Copy the bluebird habitat text back word for word, all of it.

- [Selection]
-- -- --

I think that bluebirds are my favorite wild bird, so I try to do a post each year on creating habitats for them. They live on our farm throughout the year; however, during the warmer months we generally see them around the edges of the farm fields – seldom do they make their way up to the house.
The trees surrounding the farm fields seem to give them an ideal habitat – old natural cavities for nesting and perches perfect for preying on insects in the field. We often see numerous bluebirds of varying ages while we’re out working in the field or garden during the spring, summer, and fall.
However, in the winter, the bluebirds spend time around the house, providing a treat when we’re stuck inside during cold weather. We don’t see them on the bird feeders, so I don’t think that’s what’s motivating them – I think it may be sources of open water in the house gutters. Whatever, I’m always glad to see them; they seem like such cheerful little birds.
Before the farm, when we still lived in suburbia, we didn’t have ideal habitat for bluebirds, but always tried to provide one because bluebird populations have declined so severely.
Did you know that up to six pairs of bluebirds will nest per acre and raise multiple broods per season if proper habitat can be established? We found that understanding their habitat needs and issues is fundamental to building successful bluebird habitat.
Understanding Bluebird Issues is Key to Creating Bluebird Habitat
Causes of Bluebird Decline
One of the primary causes of decline for bluebirds is the lack of nesting cavities. Bluebirds are cavity nesters so clearing trees (particularly dead and dying ones) and using metal fence posts remove the cavities bluebirds traditionally used for nests. Their beaks aren’t strong enough to excavate new nests, so they’re totally dependent on finding suitable nesting cavities.
Another cause of the decline is competition for the available nesting cavities. When house sparrows and European starlings were imported from Europe, it caused severe competition for available nesting sites. The house sparrows begin nesting very early and often take open cavities first, while the starlings (although they nest later) are so much larger than bluebirds that they forcefully evict nesting bluebirds.
Bluebirds are also targeted by predators such as house cats, raccoons, squirrels, snakes, and hawks. These animals are most often after the bluebird eggs and young.

-- -- --

- [Excerpted data]
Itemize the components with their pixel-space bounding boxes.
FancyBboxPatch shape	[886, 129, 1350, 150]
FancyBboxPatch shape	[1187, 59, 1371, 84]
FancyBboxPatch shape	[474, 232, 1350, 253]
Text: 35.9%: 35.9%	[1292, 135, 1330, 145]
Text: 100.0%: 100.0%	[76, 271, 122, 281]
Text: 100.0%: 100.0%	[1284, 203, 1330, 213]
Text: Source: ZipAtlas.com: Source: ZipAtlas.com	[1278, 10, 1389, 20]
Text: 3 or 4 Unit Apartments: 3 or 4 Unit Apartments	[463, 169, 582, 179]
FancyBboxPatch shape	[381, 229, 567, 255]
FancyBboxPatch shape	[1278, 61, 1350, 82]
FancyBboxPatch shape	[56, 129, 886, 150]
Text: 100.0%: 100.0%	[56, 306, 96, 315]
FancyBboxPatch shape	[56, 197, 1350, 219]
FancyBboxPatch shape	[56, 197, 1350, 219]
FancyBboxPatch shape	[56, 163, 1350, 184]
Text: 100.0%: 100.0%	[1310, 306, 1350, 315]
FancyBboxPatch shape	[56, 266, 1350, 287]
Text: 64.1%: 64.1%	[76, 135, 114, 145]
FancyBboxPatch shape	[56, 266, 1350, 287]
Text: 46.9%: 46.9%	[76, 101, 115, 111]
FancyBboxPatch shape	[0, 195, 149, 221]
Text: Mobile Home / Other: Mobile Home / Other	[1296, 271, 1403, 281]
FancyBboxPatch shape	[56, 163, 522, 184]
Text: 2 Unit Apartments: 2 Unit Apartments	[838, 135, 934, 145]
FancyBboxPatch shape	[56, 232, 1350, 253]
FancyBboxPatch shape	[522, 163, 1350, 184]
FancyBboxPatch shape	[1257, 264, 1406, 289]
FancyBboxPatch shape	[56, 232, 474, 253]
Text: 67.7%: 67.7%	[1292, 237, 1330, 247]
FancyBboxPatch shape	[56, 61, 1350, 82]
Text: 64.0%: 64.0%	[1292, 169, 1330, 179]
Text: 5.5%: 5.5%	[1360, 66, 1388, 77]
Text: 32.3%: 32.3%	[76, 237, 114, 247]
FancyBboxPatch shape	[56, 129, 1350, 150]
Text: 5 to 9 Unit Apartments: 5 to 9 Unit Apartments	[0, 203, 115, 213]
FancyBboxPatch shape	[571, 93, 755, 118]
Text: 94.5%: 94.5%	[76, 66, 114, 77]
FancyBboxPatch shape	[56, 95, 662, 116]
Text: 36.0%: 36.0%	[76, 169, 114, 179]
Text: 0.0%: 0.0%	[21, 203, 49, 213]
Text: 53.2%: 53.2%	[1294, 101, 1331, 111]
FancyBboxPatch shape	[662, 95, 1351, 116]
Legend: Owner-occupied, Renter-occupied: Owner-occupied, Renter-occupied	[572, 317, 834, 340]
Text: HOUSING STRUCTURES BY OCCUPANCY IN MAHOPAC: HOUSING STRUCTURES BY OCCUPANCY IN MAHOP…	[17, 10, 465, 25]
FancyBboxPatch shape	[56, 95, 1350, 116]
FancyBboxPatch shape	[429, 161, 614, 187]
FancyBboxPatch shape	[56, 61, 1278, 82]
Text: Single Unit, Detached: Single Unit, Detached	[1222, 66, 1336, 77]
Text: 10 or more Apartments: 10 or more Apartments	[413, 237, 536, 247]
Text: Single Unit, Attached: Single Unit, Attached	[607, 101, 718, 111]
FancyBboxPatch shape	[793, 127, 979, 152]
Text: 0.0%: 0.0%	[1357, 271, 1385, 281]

-- -- --

- [Output below]
I think that bluebirds are my favorite wild bird, so I try to do a post each year on creating habitats for them. They live on our farm throughout the year; however, during the warmer months we generally see them around the edges of the farm fields – seldom do they make their way up to the house.
The trees surrounding the farm fields seem to give them an ideal habitat – old natural cavities for nesting and perches perfect for preying on insects in the field. We often see numerous bluebirds of varying ages while we’re out working in the field or garden during the spring, summer, and fall.
However, in the winter, the bluebirds spend time around the house, providing a treat when we’re stuck inside during cold weather. We don’t see them on the bird feeders, so I don’t think that’s what’s motivating them – I think it may be sources of open water in the house gutters. Whatever, I’m always glad to see them; they seem like such cheerful little birds.
Before the farm, when we still lived in suburbia, we didn’t have ideal habitat for bluebirds, but always tried to provide one because bluebird populations have declined so severely.
Did you know that up to six pairs of bluebirds will nest per acre and raise multiple broods per season if proper habitat can be established? We found that understanding their habitat needs and issues is fundamental to building successful bluebird habitat.
Understanding Bluebird Issues is Key to Creating Bluebird Habitat
Causes of Bluebird Decline
One of the primary causes of decline for bluebirds is the lack of nesting cavities. Bluebirds are cavity nesters so clearing trees (particularly dead and dying ones) and using metal fence posts remove the cavities bluebirds traditionally used for nests. Their beaks aren’t strong enough to excavate new nests, so they’re totally dependent on finding suitable nesting cavities.
Another cause of the decline is competition for the available nesting cavities. When house sparrows and European starlings were imported from Europe, it caused severe competition for available nesting sites. The house sparrows begin nesting very early and often take open cavities first, while the starlings (although they nest later) are so much larger than bluebirds that they forcefully evict nesting bluebirds.
Bluebirds are also targeted by predators such as house cats, raccoons, squirrels, snakes, and hawks. These animals are most often after the bluebird eggs and young.